■ Records contained in a dataset
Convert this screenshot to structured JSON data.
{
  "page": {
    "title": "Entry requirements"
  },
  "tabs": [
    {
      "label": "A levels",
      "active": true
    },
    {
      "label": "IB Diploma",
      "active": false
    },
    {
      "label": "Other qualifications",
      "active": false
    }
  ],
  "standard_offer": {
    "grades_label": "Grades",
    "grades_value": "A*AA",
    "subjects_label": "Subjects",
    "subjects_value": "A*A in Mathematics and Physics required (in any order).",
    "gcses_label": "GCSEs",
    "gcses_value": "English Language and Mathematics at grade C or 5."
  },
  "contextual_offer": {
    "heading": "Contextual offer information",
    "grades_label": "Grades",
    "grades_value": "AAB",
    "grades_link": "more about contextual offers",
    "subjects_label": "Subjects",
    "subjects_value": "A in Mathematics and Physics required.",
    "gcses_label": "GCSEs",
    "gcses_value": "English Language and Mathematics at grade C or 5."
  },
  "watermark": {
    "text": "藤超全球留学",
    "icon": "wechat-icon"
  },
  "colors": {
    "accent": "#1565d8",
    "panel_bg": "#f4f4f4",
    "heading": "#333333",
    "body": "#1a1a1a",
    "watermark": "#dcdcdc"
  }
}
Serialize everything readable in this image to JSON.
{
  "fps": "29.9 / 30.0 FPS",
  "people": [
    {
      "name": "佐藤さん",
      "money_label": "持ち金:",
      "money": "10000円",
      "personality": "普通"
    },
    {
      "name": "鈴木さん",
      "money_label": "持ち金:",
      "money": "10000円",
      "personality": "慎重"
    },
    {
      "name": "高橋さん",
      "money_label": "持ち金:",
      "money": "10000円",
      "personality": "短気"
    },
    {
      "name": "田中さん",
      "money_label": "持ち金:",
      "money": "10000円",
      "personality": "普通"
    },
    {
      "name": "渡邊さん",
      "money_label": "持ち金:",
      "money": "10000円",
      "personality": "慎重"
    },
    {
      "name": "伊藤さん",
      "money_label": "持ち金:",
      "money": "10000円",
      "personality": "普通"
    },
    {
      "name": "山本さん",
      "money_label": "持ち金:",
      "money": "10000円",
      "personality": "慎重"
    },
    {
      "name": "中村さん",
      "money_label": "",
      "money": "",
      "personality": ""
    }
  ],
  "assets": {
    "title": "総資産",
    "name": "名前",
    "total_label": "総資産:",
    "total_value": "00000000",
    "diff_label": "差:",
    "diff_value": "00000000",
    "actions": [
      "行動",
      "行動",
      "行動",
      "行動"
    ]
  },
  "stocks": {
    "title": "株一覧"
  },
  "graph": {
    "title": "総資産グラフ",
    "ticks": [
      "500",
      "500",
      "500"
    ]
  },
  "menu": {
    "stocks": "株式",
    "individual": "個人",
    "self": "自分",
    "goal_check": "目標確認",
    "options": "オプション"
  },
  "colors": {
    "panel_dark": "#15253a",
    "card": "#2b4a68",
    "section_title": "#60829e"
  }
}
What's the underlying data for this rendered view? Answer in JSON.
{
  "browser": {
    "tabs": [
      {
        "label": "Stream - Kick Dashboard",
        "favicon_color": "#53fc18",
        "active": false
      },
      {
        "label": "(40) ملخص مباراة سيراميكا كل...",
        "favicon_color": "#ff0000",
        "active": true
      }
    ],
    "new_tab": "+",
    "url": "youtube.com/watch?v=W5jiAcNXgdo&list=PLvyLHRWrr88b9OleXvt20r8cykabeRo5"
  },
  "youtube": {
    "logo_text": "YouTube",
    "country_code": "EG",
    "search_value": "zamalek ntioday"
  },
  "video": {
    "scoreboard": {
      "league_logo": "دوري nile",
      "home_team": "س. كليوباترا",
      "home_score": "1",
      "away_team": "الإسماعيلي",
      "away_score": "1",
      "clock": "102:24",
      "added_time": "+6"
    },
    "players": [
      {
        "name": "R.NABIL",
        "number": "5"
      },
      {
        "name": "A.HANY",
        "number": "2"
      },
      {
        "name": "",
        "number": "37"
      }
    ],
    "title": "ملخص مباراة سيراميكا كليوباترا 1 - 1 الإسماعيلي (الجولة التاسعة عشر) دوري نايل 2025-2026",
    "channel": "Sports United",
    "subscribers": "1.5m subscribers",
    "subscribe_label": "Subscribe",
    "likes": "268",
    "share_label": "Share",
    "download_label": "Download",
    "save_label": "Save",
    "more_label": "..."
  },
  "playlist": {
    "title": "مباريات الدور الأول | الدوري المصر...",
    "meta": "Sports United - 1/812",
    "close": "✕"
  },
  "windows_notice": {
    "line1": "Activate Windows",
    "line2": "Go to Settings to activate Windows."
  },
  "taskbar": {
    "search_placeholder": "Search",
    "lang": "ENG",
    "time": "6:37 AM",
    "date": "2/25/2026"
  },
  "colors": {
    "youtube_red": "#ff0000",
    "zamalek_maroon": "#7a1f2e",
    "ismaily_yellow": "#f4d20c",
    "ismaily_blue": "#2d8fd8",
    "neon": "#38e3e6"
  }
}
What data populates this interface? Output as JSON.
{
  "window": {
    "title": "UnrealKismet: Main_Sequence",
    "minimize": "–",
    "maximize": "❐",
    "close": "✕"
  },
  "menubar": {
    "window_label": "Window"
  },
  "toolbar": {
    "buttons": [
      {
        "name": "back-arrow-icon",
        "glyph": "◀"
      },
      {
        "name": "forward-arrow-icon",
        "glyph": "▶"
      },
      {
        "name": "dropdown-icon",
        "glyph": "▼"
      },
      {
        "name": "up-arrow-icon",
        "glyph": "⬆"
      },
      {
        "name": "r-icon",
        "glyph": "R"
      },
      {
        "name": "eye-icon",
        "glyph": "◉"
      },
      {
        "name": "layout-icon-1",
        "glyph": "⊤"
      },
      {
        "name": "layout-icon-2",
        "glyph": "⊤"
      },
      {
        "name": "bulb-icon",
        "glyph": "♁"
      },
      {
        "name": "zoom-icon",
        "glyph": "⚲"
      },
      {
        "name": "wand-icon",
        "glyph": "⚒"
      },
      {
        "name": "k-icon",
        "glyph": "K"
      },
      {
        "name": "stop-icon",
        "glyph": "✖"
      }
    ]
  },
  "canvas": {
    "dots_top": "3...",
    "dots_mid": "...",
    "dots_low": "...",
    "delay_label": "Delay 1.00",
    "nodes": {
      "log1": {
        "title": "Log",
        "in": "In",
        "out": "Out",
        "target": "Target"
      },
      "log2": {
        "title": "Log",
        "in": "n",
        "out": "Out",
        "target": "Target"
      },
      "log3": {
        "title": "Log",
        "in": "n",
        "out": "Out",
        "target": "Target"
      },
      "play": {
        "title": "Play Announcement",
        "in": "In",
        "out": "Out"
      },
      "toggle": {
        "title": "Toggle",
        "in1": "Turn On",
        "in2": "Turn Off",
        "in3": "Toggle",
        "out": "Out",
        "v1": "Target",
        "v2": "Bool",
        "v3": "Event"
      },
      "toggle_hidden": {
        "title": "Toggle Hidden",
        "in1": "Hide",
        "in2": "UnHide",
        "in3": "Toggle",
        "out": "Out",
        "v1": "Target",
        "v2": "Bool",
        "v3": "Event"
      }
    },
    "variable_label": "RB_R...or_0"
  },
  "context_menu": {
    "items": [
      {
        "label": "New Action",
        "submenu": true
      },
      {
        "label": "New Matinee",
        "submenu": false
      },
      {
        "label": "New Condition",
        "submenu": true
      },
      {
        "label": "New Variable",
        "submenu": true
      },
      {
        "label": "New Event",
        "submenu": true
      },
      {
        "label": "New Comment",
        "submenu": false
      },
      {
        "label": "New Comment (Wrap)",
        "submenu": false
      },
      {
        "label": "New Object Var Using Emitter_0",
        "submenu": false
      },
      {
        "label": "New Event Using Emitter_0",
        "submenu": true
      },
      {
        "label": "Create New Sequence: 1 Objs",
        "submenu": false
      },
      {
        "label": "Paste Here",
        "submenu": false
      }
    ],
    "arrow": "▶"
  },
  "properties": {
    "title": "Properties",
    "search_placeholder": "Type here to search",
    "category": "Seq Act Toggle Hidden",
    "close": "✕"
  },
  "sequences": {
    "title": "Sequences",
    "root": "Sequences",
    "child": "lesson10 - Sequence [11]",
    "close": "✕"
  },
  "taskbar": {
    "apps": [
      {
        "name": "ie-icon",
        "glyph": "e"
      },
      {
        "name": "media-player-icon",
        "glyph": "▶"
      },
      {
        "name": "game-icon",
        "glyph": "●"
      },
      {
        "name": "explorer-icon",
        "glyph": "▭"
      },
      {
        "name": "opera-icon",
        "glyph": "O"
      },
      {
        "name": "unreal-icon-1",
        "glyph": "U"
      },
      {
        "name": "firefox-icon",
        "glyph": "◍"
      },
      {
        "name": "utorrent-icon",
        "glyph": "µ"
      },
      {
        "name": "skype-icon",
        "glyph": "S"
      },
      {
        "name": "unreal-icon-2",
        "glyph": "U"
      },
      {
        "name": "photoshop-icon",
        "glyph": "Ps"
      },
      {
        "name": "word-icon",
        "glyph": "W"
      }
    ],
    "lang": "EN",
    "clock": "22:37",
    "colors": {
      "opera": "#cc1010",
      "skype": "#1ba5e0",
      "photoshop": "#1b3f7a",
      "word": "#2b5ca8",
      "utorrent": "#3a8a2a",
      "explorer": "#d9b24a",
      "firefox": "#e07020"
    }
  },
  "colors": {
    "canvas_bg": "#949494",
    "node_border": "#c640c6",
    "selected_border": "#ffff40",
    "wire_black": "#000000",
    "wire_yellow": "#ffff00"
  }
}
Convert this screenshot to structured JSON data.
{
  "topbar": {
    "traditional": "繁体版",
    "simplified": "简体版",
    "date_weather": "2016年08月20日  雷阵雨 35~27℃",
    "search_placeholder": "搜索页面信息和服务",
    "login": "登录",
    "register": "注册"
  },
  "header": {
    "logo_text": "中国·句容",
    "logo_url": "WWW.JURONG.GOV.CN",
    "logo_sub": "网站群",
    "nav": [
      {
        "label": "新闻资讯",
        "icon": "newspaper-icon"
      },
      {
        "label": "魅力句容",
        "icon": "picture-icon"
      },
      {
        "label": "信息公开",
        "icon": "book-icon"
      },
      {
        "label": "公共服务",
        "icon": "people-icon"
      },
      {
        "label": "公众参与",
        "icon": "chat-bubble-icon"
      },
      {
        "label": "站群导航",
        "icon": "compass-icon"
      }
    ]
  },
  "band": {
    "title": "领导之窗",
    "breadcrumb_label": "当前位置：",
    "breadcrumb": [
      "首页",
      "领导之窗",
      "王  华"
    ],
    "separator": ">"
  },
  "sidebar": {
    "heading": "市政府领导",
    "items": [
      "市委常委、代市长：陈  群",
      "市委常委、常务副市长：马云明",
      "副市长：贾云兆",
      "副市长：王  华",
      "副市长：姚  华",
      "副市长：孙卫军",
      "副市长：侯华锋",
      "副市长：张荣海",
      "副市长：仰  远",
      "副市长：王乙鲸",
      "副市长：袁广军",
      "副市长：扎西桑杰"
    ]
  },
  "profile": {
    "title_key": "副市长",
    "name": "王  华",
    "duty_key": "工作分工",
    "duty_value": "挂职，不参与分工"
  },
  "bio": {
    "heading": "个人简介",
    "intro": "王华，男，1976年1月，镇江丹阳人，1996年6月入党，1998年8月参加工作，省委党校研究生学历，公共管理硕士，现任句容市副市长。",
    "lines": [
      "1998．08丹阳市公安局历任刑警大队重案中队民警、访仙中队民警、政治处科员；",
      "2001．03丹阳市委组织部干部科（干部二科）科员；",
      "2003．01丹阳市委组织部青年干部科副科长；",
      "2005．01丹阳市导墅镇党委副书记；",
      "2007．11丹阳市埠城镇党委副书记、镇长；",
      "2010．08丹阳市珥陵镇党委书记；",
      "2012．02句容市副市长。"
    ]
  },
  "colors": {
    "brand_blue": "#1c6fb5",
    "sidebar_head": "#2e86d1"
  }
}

■ AIM
How many of the lines above hold "Event"? Answer with only the number.

■ THE RESPONSE
4